Identify each line below that contains the word "согласный", and copy it out.

***** EXTRACTED MATERIAL

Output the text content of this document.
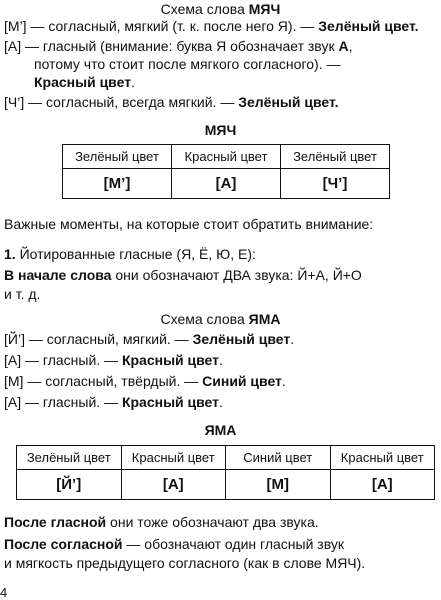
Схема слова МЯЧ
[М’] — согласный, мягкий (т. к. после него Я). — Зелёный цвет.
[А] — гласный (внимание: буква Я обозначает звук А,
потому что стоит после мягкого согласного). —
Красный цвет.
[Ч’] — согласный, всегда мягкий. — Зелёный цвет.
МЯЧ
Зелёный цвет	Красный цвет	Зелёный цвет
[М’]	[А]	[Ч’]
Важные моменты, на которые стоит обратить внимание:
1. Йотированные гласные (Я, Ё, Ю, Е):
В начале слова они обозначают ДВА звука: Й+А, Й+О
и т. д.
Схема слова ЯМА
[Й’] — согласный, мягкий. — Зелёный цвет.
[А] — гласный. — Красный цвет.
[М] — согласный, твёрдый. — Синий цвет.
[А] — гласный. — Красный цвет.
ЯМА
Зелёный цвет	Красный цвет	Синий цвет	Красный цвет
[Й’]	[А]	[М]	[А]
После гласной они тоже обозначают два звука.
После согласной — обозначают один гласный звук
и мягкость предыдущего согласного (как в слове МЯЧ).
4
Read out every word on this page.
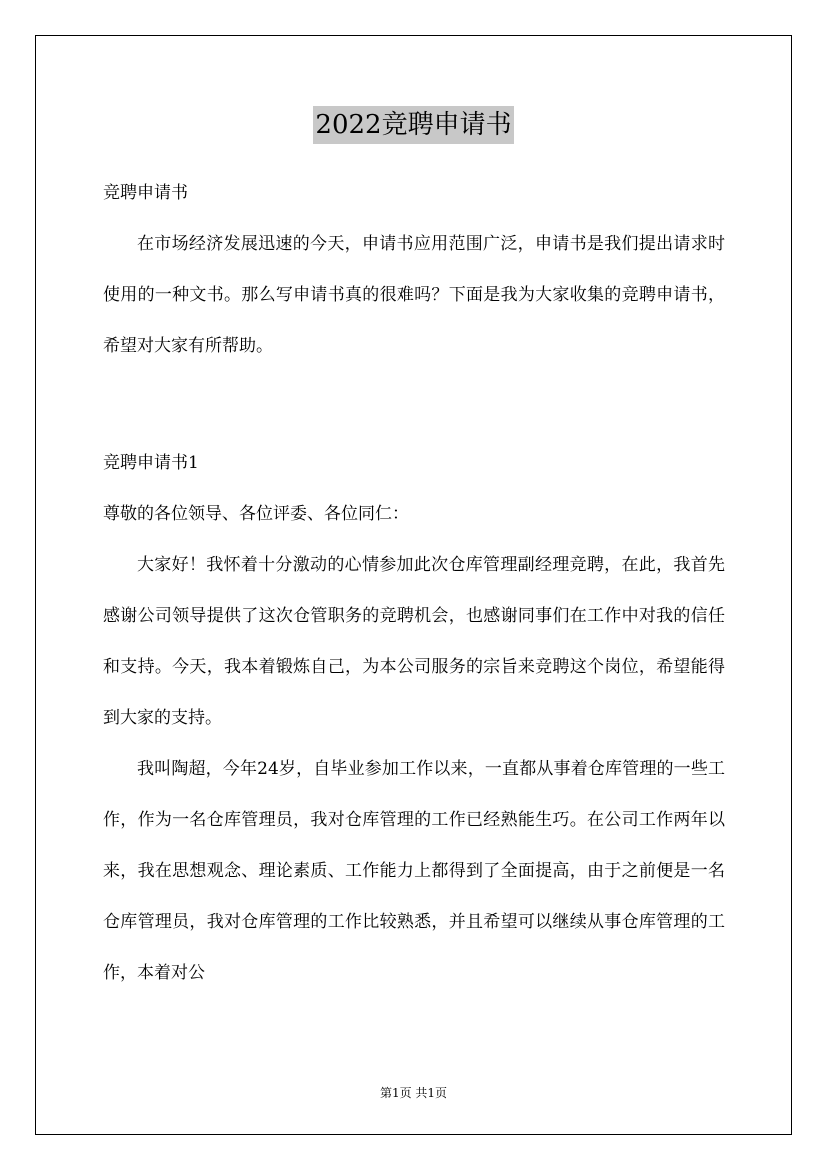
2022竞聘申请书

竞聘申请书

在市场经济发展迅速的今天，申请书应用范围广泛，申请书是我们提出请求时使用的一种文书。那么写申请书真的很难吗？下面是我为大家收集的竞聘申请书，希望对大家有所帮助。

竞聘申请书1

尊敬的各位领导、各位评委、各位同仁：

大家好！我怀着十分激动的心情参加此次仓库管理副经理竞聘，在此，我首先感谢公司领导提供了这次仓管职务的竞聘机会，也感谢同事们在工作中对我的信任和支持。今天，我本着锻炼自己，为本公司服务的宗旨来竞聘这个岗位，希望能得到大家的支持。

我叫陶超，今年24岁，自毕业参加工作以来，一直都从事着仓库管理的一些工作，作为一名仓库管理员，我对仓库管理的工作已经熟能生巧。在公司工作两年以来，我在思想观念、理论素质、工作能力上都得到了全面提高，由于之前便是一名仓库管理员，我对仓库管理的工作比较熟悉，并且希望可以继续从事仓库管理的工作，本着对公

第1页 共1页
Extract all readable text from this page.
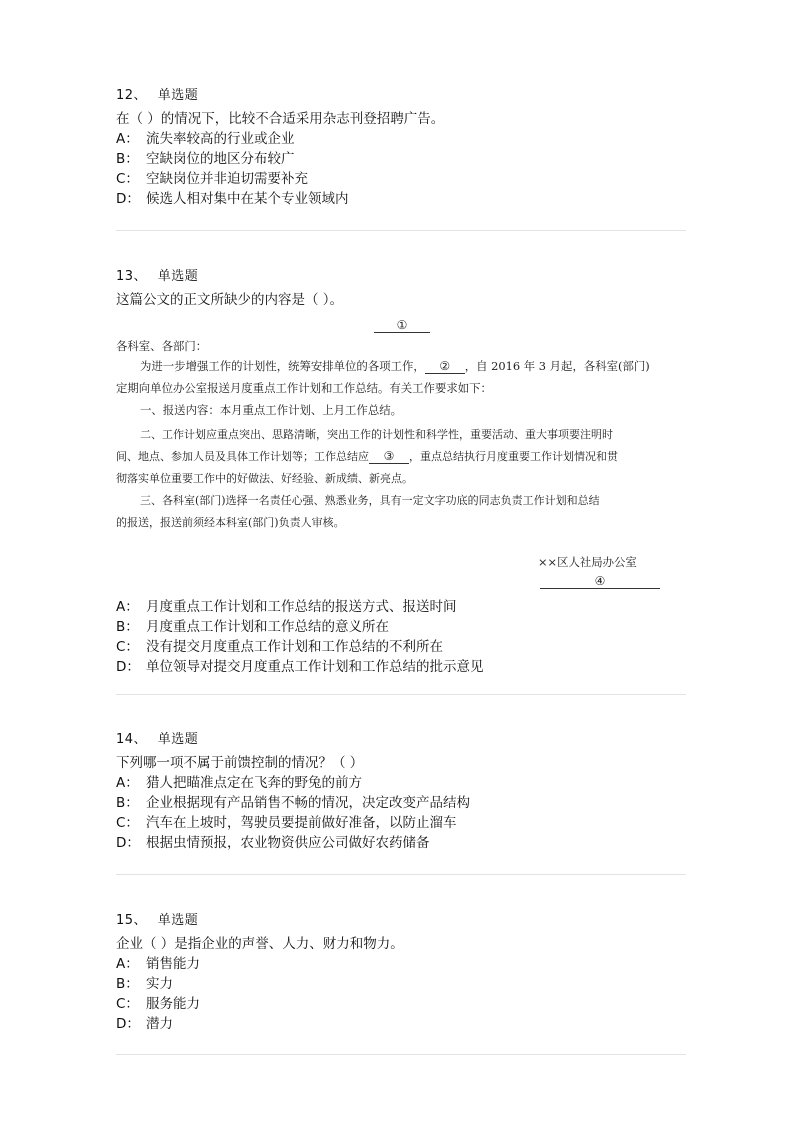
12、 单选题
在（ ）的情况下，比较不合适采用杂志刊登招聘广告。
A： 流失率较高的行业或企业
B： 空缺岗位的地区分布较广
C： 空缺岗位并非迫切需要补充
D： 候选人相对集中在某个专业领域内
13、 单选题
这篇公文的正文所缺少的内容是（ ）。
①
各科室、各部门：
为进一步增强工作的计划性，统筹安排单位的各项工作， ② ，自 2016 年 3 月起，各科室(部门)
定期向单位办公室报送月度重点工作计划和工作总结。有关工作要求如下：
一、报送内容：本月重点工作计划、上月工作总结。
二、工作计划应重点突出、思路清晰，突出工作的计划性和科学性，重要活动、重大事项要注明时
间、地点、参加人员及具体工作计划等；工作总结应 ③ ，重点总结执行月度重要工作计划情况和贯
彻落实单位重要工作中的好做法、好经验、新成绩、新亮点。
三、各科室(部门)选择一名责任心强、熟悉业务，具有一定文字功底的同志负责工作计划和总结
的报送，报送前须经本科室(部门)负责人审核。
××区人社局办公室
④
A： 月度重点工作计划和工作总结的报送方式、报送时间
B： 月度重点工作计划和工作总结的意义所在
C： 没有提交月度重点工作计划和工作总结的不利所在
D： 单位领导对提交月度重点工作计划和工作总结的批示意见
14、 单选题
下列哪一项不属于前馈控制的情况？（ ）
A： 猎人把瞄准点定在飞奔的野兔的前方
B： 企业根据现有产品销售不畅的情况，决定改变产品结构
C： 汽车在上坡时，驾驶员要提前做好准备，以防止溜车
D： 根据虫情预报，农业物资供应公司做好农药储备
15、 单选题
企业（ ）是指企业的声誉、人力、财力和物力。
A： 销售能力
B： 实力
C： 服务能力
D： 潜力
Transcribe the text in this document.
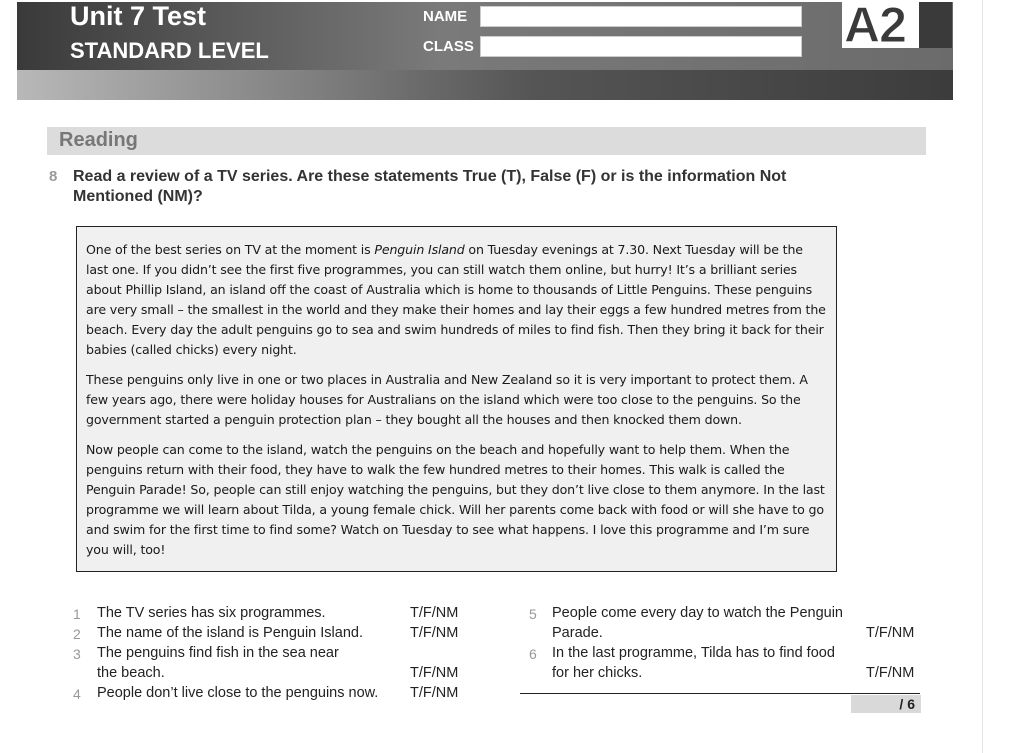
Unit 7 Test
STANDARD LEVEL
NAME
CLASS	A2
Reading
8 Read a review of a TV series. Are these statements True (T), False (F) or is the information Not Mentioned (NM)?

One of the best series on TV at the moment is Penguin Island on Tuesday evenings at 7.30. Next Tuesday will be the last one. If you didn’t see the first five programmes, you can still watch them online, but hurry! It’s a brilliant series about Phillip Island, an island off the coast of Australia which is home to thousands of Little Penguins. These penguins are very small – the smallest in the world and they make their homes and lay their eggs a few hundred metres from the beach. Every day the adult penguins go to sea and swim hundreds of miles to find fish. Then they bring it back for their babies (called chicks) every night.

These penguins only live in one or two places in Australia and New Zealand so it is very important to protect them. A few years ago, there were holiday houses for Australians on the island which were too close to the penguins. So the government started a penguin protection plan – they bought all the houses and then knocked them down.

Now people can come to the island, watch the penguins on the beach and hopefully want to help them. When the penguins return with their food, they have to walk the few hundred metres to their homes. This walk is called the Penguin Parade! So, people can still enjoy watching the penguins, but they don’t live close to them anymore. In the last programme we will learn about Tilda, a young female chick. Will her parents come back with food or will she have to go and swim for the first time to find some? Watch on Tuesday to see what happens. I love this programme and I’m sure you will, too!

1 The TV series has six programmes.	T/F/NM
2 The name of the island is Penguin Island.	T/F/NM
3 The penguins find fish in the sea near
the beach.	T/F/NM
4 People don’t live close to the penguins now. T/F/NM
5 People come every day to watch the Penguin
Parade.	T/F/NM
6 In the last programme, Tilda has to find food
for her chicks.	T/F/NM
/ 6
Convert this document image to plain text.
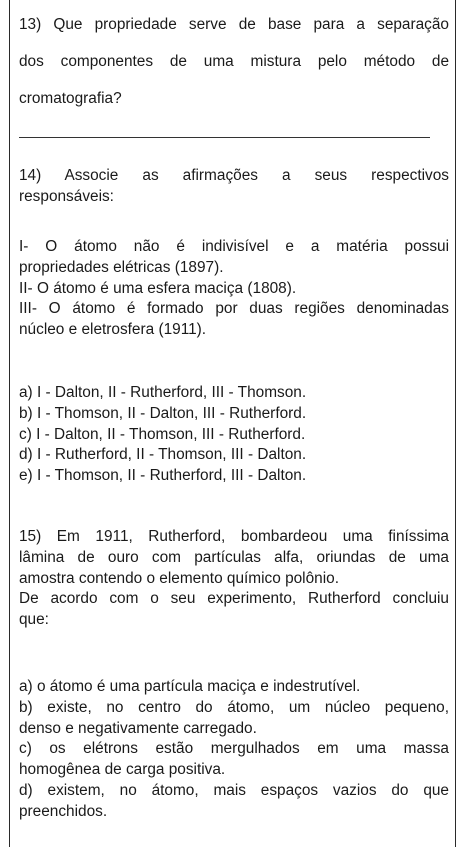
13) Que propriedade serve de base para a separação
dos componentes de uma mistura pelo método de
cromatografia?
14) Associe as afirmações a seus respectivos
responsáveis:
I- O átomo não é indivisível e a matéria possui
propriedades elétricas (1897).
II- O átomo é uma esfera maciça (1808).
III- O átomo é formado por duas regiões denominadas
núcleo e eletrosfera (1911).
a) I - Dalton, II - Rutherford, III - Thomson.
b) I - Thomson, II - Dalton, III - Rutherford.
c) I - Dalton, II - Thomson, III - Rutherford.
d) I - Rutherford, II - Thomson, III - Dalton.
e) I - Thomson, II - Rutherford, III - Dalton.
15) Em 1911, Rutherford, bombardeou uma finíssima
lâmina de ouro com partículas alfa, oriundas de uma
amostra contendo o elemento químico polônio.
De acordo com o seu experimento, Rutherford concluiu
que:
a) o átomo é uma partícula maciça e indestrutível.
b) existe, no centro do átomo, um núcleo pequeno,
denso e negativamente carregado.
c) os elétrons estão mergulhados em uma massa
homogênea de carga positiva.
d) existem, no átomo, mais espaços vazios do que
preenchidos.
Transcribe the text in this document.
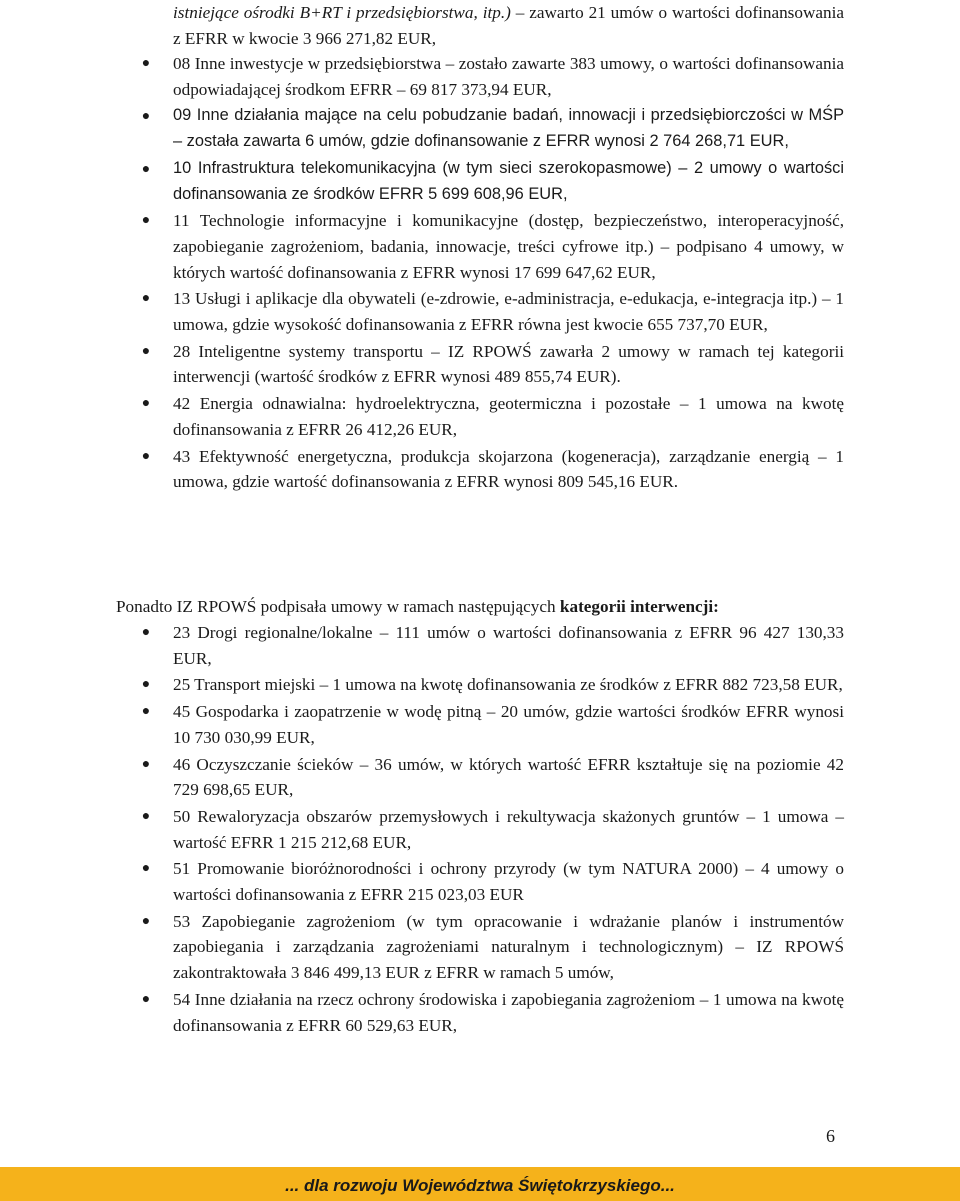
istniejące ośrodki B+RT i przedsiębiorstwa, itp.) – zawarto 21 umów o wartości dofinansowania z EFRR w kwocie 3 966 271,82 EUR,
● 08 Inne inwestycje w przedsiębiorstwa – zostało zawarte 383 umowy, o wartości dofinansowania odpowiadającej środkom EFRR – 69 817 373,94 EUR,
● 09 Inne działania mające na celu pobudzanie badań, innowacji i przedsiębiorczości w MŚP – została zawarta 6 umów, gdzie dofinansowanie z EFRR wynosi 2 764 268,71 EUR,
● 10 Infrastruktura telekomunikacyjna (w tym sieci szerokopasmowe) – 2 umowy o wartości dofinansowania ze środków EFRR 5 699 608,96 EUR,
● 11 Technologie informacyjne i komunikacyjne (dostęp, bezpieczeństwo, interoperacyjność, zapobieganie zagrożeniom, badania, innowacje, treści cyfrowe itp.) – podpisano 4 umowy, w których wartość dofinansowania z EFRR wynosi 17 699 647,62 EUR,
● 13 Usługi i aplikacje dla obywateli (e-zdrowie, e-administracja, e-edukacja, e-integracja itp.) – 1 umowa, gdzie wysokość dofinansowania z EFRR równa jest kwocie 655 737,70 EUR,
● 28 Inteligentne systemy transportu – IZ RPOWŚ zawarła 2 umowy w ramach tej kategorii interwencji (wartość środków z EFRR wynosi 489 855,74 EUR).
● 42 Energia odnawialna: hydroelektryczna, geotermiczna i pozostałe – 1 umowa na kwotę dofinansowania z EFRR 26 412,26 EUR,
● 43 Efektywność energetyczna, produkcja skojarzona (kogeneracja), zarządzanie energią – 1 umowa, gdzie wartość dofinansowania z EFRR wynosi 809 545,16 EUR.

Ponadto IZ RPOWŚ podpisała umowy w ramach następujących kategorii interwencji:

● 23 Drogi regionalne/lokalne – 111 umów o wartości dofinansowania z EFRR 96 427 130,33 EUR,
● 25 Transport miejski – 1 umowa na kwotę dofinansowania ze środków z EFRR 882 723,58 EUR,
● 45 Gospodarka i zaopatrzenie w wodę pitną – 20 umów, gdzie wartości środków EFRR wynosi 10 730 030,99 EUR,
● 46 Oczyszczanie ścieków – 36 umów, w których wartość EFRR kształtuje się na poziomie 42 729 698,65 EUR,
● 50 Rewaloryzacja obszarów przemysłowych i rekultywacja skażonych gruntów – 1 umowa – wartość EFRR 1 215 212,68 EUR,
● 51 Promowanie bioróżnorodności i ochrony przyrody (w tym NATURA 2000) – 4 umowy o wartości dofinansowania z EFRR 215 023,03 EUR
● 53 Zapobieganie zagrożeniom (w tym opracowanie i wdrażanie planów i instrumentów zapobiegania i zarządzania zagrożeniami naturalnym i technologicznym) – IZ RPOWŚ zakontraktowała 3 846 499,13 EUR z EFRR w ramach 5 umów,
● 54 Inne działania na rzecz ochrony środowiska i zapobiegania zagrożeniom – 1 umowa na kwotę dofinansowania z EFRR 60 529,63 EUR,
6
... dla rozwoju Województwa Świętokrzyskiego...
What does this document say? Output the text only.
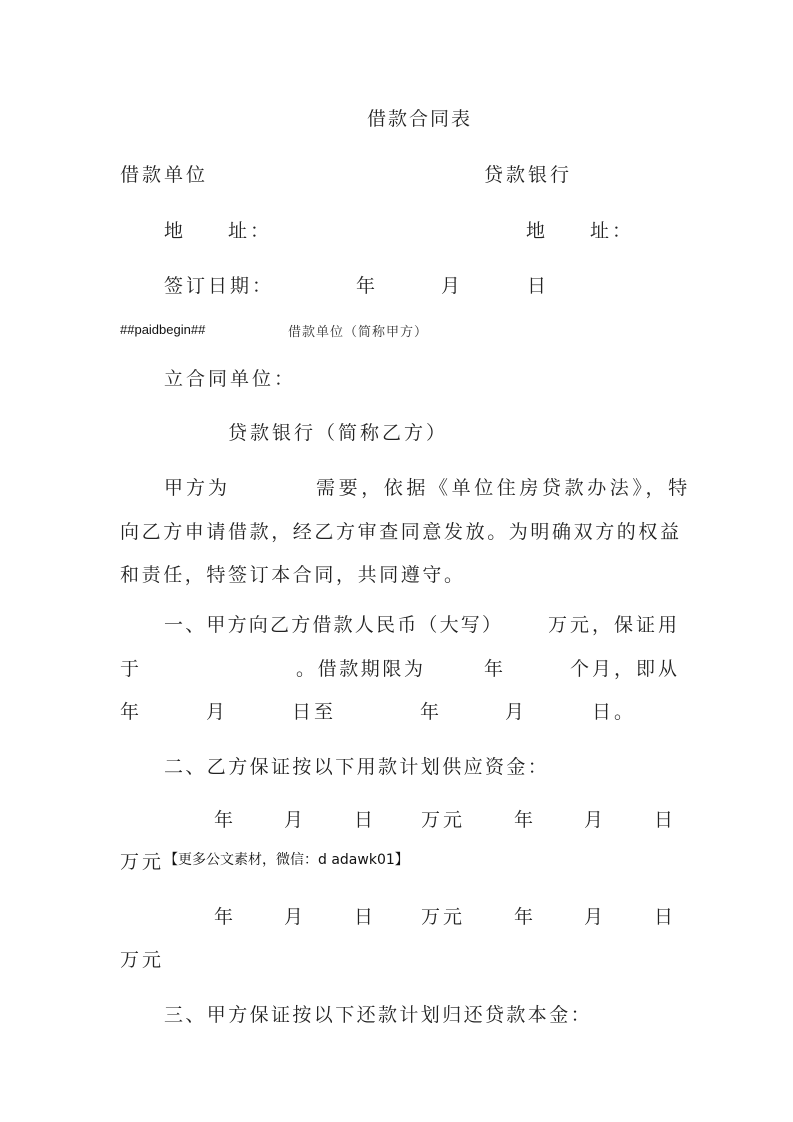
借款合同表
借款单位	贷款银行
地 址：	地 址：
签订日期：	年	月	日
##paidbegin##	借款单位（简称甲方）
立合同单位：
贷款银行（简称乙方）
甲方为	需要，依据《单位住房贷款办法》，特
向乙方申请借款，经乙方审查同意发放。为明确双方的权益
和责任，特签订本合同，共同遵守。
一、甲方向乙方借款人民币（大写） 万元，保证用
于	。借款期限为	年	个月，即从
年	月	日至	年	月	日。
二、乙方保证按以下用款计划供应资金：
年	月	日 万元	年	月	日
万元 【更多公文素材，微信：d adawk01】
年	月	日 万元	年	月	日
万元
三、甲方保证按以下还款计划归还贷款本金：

**********

=== SOLUTION TO THE PROBLEM ===
[М’] — согласный, мягкий (т. к. после него Я). — Зелёный цвет.
[Ч’] — согласный, всегда мягкий. — Зелёный цвет.
[Й’] — согласный, мягкий. — Зелёный цвет.
[М] — согласный, твёрдый. — Синий цвет.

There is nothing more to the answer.